__Set task__: Give a verbatim copy of the lines below, minus the pictures.

— start —

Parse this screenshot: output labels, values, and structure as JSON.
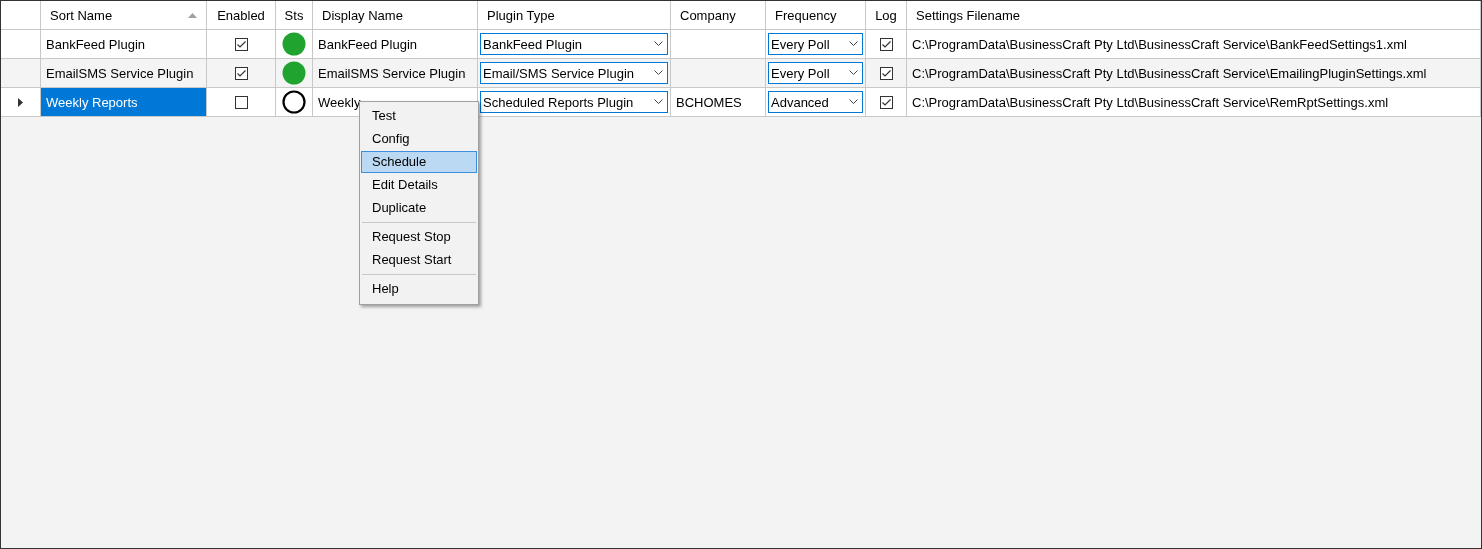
{
  "grid": {
    "columns": [
      {
        "label": "Sort Name",
        "sorted": true
      },
      {
        "label": "Enabled",
        "sorted": false
      },
      {
        "label": "Sts",
        "sorted": false
      },
      {
        "label": "Display Name",
        "sorted": false
      },
      {
        "label": "Plugin Type",
        "sorted": false
      },
      {
        "label": "Company",
        "sorted": false
      },
      {
        "label": "Frequency",
        "sorted": false
      },
      {
        "label": "Log",
        "sorted": false
      },
      {
        "label": "Settings Filename",
        "sorted": false
      }
    ],
    "rows": [
      {
        "selected": false,
        "sort_name": "BankFeed Plugin",
        "enabled": true,
        "running": true,
        "display_name": "BankFeed Plugin",
        "plugin_type": "BankFeed Plugin",
        "company": "",
        "frequency": "Every Poll",
        "log": true,
        "settings_filename": "C:\\ProgramData\\BusinessCraft Pty Ltd\\BusinessCraft Service\\BankFeedSettings1.xml"
      },
      {
        "selected": false,
        "sort_name": "EmailSMS Service Plugin",
        "enabled": true,
        "running": true,
        "display_name": "EmailSMS Service Plugin",
        "plugin_type": "Email/SMS Service Plugin",
        "company": "",
        "frequency": "Every Poll",
        "log": true,
        "settings_filename": "C:\\ProgramData\\BusinessCraft Pty Ltd\\BusinessCraft Service\\EmailingPluginSettings.xml"
      },
      {
        "selected": true,
        "sort_name": "Weekly Reports",
        "enabled": false,
        "running": false,
        "display_name": "Weekly",
        "plugin_type": "Scheduled Reports Plugin",
        "company": "BCHOMES",
        "frequency": "Advanced",
        "log": true,
        "settings_filename": "C:\\ProgramData\\BusinessCraft Pty Ltd\\BusinessCraft Service\\RemRptSettings.xml"
      }
    ]
  },
  "context_menu": {
    "groups": [
      [
        {
          "label": "Test",
          "selected": false
        },
        {
          "label": "Config",
          "selected": false
        },
        {
          "label": "Schedule",
          "selected": true
        },
        {
          "label": "Edit Details",
          "selected": false
        },
        {
          "label": "Duplicate",
          "selected": false
        }
      ],
      [
        {
          "label": "Request Stop",
          "selected": false
        },
        {
          "label": "Request Start",
          "selected": false
        }
      ],
      [
        {
          "label": "Help",
          "selected": false
        }
      ]
    ]
  }
}
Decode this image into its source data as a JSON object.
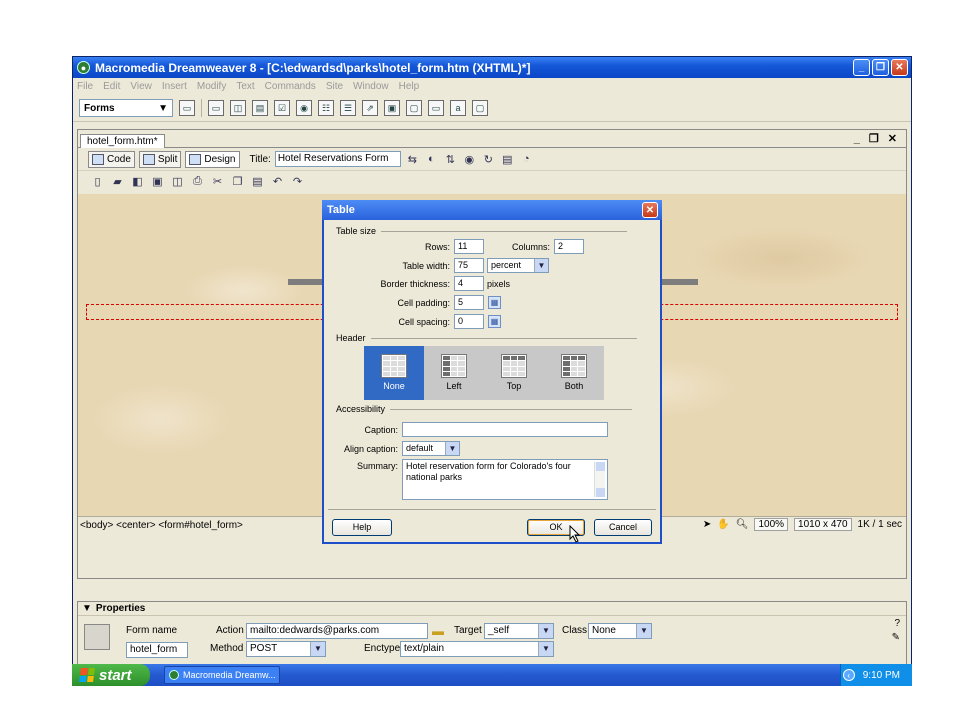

— end —

__Task result__:
Parse this screenshot: output labels, values, and structure as JSON.
{
  "grid": {
    "columns": [
      {
        "label": "Sort Name",
        "sorted": true
      },
      {
        "label": "Enabled",
        "sorted": false
      },
      {
        "label": "Sts",
        "sorted": false
      },
      {
        "label": "Display Name",
        "sorted": false
      },
      {
        "label": "Plugin Type",
        "sorted": false
      },
      {
        "label": "Company",
        "sorted": false
      },
      {
        "label": "Frequency",
        "sorted": false
      },
      {
        "label": "Log",
        "sorted": false
      },
      {
        "label": "Settings Filename",
        "sorted": false
      }
    ],
    "rows": [
      {
        "selected": false,
        "sort_name": "BankFeed Plugin",
        "enabled": true,
        "running": true,
        "display_name": "BankFeed Plugin",
        "plugin_type": "BankFeed Plugin",
        "company": "",
        "frequency": "Every Poll",
        "log": true,
        "settings_filename": "C:\\ProgramData\\BusinessCraft Pty Ltd\\BusinessCraft Service\\BankFeedSettings1.xml"
      },
      {
        "selected": false,
        "sort_name": "EmailSMS Service Plugin",
        "enabled": true,
        "running": true,
        "display_name": "EmailSMS Service Plugin",
        "plugin_type": "Email/SMS Service Plugin",
        "company": "",
        "frequency": "Every Poll",
        "log": true,
        "settings_filename": "C:\\ProgramData\\BusinessCraft Pty Ltd\\BusinessCraft Service\\EmailingPluginSettings.xml"
      },
      {
        "selected": true,
        "sort_name": "Weekly Reports",
        "enabled": false,
        "running": false,
        "display_name": "Weekly",
        "plugin_type": "Scheduled Reports Plugin",
        "company": "BCHOMES",
        "frequency": "Advanced",
        "log": true,
        "settings_filename": "C:\\ProgramData\\BusinessCraft Pty Ltd\\BusinessCraft Service\\RemRptSettings.xml"
      }
    ]
  },
  "context_menu": {
    "groups": [
      [
        {
          "label": "Test",
          "selected": false
        },
        {
          "label": "Config",
          "selected": false
        },
        {
          "label": "Schedule",
          "selected": true
        },
        {
          "label": "Edit Details",
          "selected": false
        },
        {
          "label": "Duplicate",
          "selected": false
        }
      ],
      [
        {
          "label": "Request Stop",
          "selected": false
        },
        {
          "label": "Request Start",
          "selected": false
        }
      ],
      [
        {
          "label": "Help",
          "selected": false
        }
      ]
    ]
  }
}
Decode this image into its source data as a JSON object.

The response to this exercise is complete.